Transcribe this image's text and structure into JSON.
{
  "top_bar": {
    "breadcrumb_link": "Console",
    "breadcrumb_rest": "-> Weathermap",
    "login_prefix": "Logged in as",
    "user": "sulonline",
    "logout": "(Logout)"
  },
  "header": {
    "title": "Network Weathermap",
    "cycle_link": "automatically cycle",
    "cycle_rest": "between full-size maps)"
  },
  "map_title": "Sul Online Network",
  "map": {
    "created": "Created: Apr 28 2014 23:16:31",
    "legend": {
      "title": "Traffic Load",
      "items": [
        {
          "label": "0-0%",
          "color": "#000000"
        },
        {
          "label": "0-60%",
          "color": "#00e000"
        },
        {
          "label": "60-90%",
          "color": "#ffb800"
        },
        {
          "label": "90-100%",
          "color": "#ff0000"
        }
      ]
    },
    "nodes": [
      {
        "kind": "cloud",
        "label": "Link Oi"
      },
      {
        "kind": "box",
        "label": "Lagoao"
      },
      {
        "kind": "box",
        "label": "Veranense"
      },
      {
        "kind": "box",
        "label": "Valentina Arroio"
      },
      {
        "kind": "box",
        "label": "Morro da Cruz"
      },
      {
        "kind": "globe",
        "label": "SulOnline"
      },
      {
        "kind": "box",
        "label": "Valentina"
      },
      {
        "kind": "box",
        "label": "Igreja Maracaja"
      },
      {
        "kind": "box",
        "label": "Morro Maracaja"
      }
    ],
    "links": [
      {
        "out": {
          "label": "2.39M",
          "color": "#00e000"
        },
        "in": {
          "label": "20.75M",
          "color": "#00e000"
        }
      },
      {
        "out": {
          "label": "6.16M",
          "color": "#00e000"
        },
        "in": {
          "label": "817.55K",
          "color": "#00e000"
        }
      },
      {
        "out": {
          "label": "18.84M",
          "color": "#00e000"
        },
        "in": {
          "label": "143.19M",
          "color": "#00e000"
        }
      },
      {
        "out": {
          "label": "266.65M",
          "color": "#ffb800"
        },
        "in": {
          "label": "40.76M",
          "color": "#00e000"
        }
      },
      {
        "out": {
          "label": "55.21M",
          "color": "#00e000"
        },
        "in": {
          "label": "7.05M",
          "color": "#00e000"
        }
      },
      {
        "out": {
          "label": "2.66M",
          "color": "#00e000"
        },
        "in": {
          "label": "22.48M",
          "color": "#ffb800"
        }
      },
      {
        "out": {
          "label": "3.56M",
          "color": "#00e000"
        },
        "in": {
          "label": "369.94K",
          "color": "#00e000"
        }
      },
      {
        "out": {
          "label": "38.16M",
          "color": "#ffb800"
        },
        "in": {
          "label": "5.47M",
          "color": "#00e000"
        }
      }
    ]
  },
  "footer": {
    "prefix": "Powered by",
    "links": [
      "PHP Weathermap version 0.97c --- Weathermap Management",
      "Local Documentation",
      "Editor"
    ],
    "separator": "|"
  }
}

-----

**WHAT IS NEEDED:** Pull out all lines containing the word "Morro" from the entries above.

**CORRECT RESPONSE:**
        "label": "Morro da Cruz"
        "label": "Morro Maracaja"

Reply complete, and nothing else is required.